### Exercise
Copy down every line where the string "left" shows up.

(Structured figure records)

────────────────────────────────────────

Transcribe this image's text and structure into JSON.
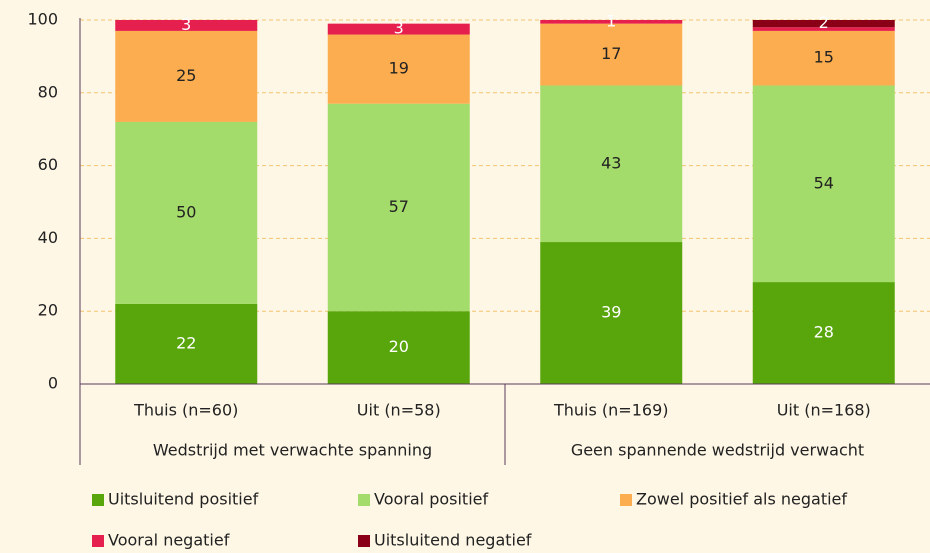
{
  "chart_data": {
    "type": "stacked_bar",
    "categories": [
      "Thuis (n=60)",
      "Uit (n=58)",
      "Thuis (n=169)",
      "Uit (n=168)"
    ],
    "groups": [
      {
        "name": "Wedstrijd met verwachte spanning",
        "categories": [
          0,
          1
        ]
      },
      {
        "name": "Geen spannende wedstrijd verwacht",
        "categories": [
          2,
          3
        ]
      }
    ],
    "series": [
      {
        "name": "Uitsluitend positief",
        "color": "#58a60c",
        "label_color": "#ffffff",
        "values": [
          22,
          20,
          39,
          28
        ]
      },
      {
        "name": "Vooral positief",
        "color": "#a4dc6b",
        "label_color": "#222222",
        "values": [
          50,
          57,
          43,
          54
        ]
      },
      {
        "name": "Zowel positief als negatief",
        "color": "#fbad4f",
        "label_color": "#222222",
        "values": [
          25,
          19,
          17,
          15
        ]
      },
      {
        "name": "Vooral negatief",
        "color": "#e6204e",
        "label_color": "#ffffff",
        "values": [
          3,
          3,
          1,
          1
        ],
        "value_labels": [
          "3",
          "3",
          "1",
          null
        ]
      },
      {
        "name": "Uitsluitend negatief",
        "color": "#8a0016",
        "label_color": "#ffffff",
        "values": [
          0,
          0,
          0,
          2
        ],
        "value_labels": [
          null,
          null,
          null,
          "2"
        ]
      }
    ],
    "ylim": [
      0,
      100
    ],
    "yticks": [
      0,
      20,
      40,
      60,
      80,
      100
    ],
    "grid": true
  }
}
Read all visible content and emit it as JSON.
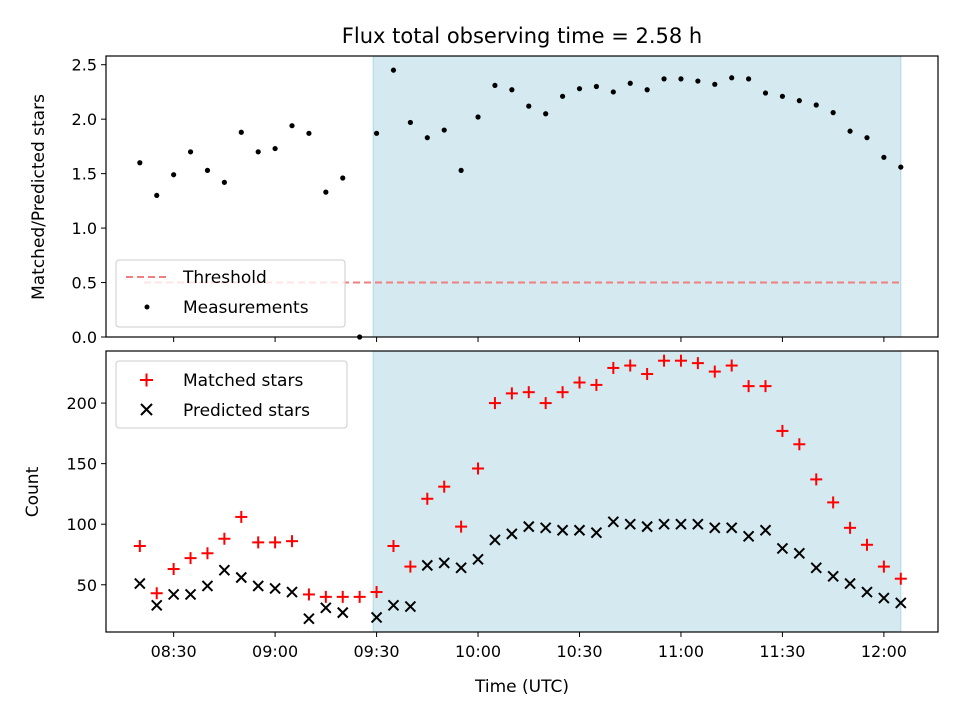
{
  "chart_data": [
    {
      "type": "scatter",
      "title": "Flux total observing time = 2.58 h",
      "xlabel": "",
      "ylabel": "Matched/Predicted stars",
      "xlim": [
        "08:10",
        "12:16"
      ],
      "ylim": [
        0,
        2.58
      ],
      "yticks": [
        "0.0",
        "0.5",
        "1.0",
        "1.5",
        "2.0",
        "2.5"
      ],
      "shaded_region": {
        "start": "09:29",
        "end": "12:05",
        "color": "#d4eaf0"
      },
      "grid": false,
      "legend": {
        "position": "lower-left",
        "entries": [
          {
            "label": "Threshold",
            "style": "dashed-line",
            "color": "#f07f7f"
          },
          {
            "label": "Measurements",
            "style": "dot",
            "color": "#000000"
          }
        ]
      },
      "threshold": 0.5,
      "series": [
        {
          "name": "Measurements",
          "color": "#000000",
          "x": [
            "08:20",
            "08:25",
            "08:30",
            "08:35",
            "08:40",
            "08:45",
            "08:50",
            "08:55",
            "09:00",
            "09:05",
            "09:10",
            "09:15",
            "09:20",
            "09:25",
            "09:30",
            "09:35",
            "09:40",
            "09:45",
            "09:50",
            "09:55",
            "10:00",
            "10:05",
            "10:10",
            "10:15",
            "10:20",
            "10:25",
            "10:30",
            "10:35",
            "10:40",
            "10:45",
            "10:50",
            "10:55",
            "11:00",
            "11:05",
            "11:10",
            "11:15",
            "11:20",
            "11:25",
            "11:30",
            "11:35",
            "11:40",
            "11:45",
            "11:50",
            "11:55",
            "12:00",
            "12:05"
          ],
          "y": [
            1.6,
            1.3,
            1.49,
            1.7,
            1.53,
            1.42,
            1.88,
            1.7,
            1.73,
            1.94,
            1.87,
            1.33,
            1.46,
            0.0,
            1.87,
            2.45,
            1.97,
            1.83,
            1.9,
            1.53,
            2.02,
            2.31,
            2.27,
            2.12,
            2.05,
            2.21,
            2.28,
            2.3,
            2.25,
            2.33,
            2.27,
            2.37,
            2.37,
            2.35,
            2.32,
            2.38,
            2.37,
            2.24,
            2.21,
            2.17,
            2.13,
            2.06,
            1.89,
            1.83,
            1.65,
            1.56
          ]
        }
      ]
    },
    {
      "type": "scatter",
      "title": "",
      "xlabel": "Time (UTC)",
      "ylabel": "Count",
      "xlim": [
        "08:10",
        "12:16"
      ],
      "ylim": [
        11,
        243
      ],
      "xticks": [
        "08:30",
        "09:00",
        "09:30",
        "10:00",
        "10:30",
        "11:00",
        "11:30",
        "12:00"
      ],
      "yticks": [
        "50",
        "100",
        "150",
        "200"
      ],
      "shaded_region": {
        "start": "09:29",
        "end": "12:05",
        "color": "#d4eaf0"
      },
      "grid": false,
      "legend": {
        "position": "top-left"
      },
      "series": [
        {
          "name": "Matched stars",
          "marker": "+",
          "color": "#ff0000",
          "x": [
            "08:20",
            "08:25",
            "08:30",
            "08:35",
            "08:40",
            "08:45",
            "08:50",
            "08:55",
            "09:00",
            "09:05",
            "09:10",
            "09:15",
            "09:20",
            "09:25",
            "09:30",
            "09:35",
            "09:40",
            "09:45",
            "09:50",
            "09:55",
            "10:00",
            "10:05",
            "10:10",
            "10:15",
            "10:20",
            "10:25",
            "10:30",
            "10:35",
            "10:40",
            "10:45",
            "10:50",
            "10:55",
            "11:00",
            "11:05",
            "11:10",
            "11:15",
            "11:20",
            "11:25",
            "11:30",
            "11:35",
            "11:40",
            "11:45",
            "11:50",
            "11:55",
            "12:00",
            "12:05"
          ],
          "y": [
            82,
            43,
            63,
            72,
            76,
            88,
            106,
            85,
            85,
            86,
            42,
            40,
            40,
            40,
            44,
            82,
            65,
            121,
            131,
            98,
            146,
            200,
            208,
            209,
            200,
            209,
            217,
            215,
            229,
            231,
            224,
            235,
            235,
            233,
            226,
            231,
            214,
            214,
            177,
            166,
            137,
            118,
            97,
            83,
            65,
            55
          ]
        },
        {
          "name": "Predicted stars",
          "marker": "x",
          "color": "#000000",
          "x": [
            "08:20",
            "08:25",
            "08:30",
            "08:35",
            "08:40",
            "08:45",
            "08:50",
            "08:55",
            "09:00",
            "09:05",
            "09:10",
            "09:15",
            "09:20",
            "09:30",
            "09:35",
            "09:40",
            "09:45",
            "09:50",
            "09:55",
            "10:00",
            "10:05",
            "10:10",
            "10:15",
            "10:20",
            "10:25",
            "10:30",
            "10:35",
            "10:40",
            "10:45",
            "10:50",
            "10:55",
            "11:00",
            "11:05",
            "11:10",
            "11:15",
            "11:20",
            "11:25",
            "11:30",
            "11:35",
            "11:40",
            "11:45",
            "11:50",
            "11:55",
            "12:00",
            "12:05"
          ],
          "y": [
            51,
            33,
            42,
            42,
            49,
            62,
            56,
            49,
            47,
            44,
            22,
            31,
            27,
            23,
            33,
            32,
            66,
            68,
            64,
            71,
            87,
            92,
            98,
            97,
            95,
            95,
            93,
            102,
            100,
            98,
            100,
            100,
            100,
            97,
            97,
            90,
            95,
            80,
            76,
            64,
            57,
            51,
            44,
            39,
            35
          ]
        }
      ]
    }
  ]
}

────────────────────────────────────────

### Completed task
        "position": "lower-left",
        "position": "top-left"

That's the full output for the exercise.